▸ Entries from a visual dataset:

----

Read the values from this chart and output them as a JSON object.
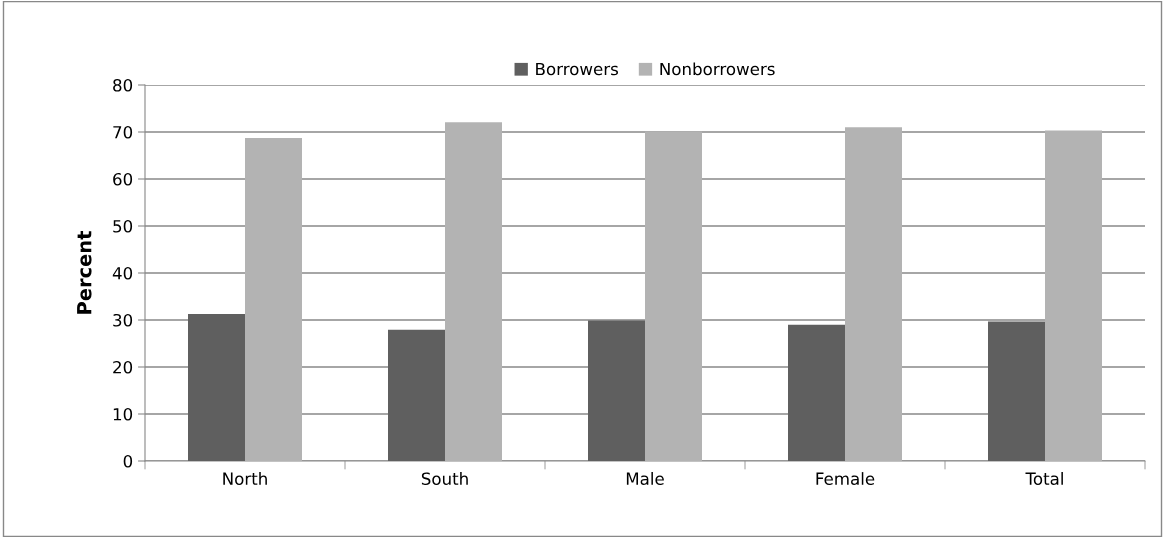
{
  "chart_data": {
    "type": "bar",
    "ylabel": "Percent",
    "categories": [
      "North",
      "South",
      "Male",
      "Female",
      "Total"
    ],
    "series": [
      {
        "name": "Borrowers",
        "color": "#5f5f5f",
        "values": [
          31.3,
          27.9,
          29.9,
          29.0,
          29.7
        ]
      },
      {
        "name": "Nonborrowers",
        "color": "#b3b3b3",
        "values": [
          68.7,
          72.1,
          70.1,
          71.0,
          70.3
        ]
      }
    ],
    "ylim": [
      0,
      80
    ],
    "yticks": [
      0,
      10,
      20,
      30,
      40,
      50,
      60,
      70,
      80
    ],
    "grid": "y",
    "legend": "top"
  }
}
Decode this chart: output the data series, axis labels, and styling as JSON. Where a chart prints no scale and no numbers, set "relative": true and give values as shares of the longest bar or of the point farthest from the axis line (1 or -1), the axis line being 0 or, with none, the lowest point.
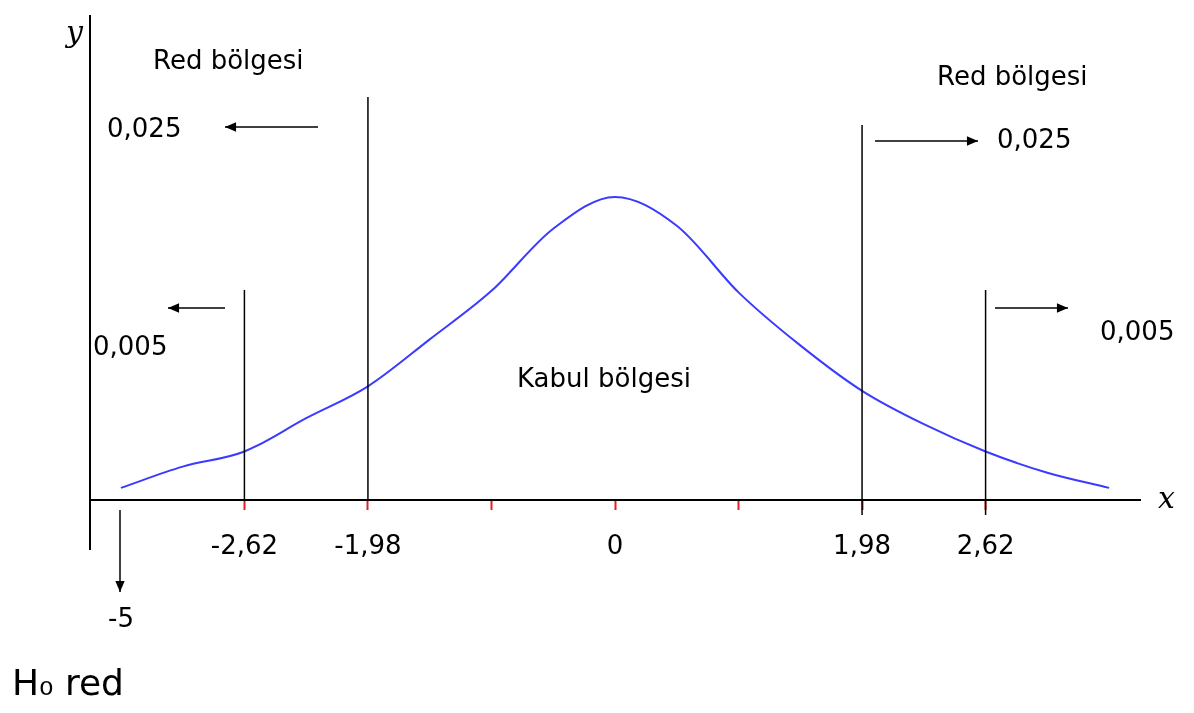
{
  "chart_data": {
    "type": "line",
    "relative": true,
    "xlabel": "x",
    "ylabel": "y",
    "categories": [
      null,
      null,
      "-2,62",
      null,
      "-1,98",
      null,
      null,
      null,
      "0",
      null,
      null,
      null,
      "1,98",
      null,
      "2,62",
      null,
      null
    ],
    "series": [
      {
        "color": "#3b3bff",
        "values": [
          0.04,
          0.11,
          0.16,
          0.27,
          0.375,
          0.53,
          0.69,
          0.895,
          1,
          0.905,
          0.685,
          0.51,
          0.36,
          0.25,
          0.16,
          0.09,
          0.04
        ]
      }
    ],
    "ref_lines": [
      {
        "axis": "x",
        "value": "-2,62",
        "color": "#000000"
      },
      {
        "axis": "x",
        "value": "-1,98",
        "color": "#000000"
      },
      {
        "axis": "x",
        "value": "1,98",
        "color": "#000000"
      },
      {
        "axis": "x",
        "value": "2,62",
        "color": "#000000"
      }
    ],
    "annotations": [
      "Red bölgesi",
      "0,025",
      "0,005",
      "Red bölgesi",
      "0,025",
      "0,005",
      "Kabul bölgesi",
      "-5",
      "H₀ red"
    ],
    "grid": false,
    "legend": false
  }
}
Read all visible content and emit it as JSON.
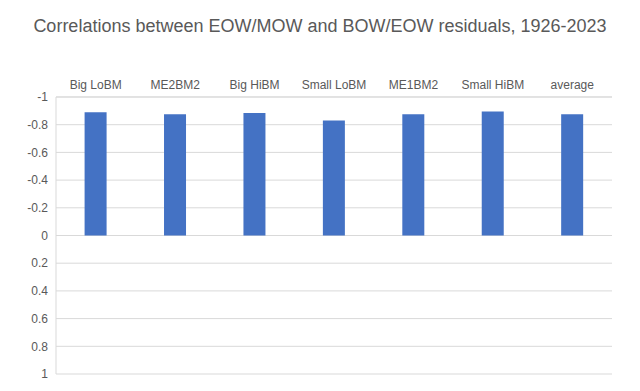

----

The data above needs to be retyped exactly, with the images left out.

▸ Solution to the problem:
Read the values from this chart and output them as a JSON object.
{
  "chart_data": {
    "type": "bar",
    "ylabel": "Percent",
    "categories": [
      "North",
      "South",
      "Male",
      "Female",
      "Total"
    ],
    "series": [
      {
        "name": "Borrowers",
        "color": "#5f5f5f",
        "values": [
          31.3,
          27.9,
          29.9,
          29.0,
          29.7
        ]
      },
      {
        "name": "Nonborrowers",
        "color": "#b3b3b3",
        "values": [
          68.7,
          72.1,
          70.1,
          71.0,
          70.3
        ]
      }
    ],
    "ylim": [
      0,
      80
    ],
    "yticks": [
      0,
      10,
      20,
      30,
      40,
      50,
      60,
      70,
      80
    ],
    "grid": "y",
    "legend": "top"
  }
}
Decode this chart: output the data series, axis labels, and styling as JSON. Where a chart prints no scale and no numbers, set "relative": true and give values as shares of the longest bar or of the point farthest from the axis line (1 or -1), the axis line being 0 or, with none, the lowest point.
{
  "chart_data": {
    "type": "line",
    "relative": true,
    "xlabel": "x",
    "ylabel": "y",
    "categories": [
      null,
      null,
      "-2,62",
      null,
      "-1,98",
      null,
      null,
      null,
      "0",
      null,
      null,
      null,
      "1,98",
      null,
      "2,62",
      null,
      null
    ],
    "series": [
      {
        "color": "#3b3bff",
        "values": [
          0.04,
          0.11,
          0.16,
          0.27,
          0.375,
          0.53,
          0.69,
          0.895,
          1,
          0.905,
          0.685,
          0.51,
          0.36,
          0.25,
          0.16,
          0.09,
          0.04
        ]
      }
    ],
    "ref_lines": [
      {
        "axis": "x",
        "value": "-2,62",
        "color": "#000000"
      },
      {
        "axis": "x",
        "value": "-1,98",
        "color": "#000000"
      },
      {
        "axis": "x",
        "value": "1,98",
        "color": "#000000"
      },
      {
        "axis": "x",
        "value": "2,62",
        "color": "#000000"
      }
    ],
    "annotations": [
      "Red bölgesi",
      "0,025",
      "0,005",
      "Red bölgesi",
      "0,025",
      "0,005",
      "Kabul bölgesi",
      "-5",
      "H₀ red"
    ],
    "grid": false,
    "legend": false
  }
}
Read all visible content and emit it as JSON.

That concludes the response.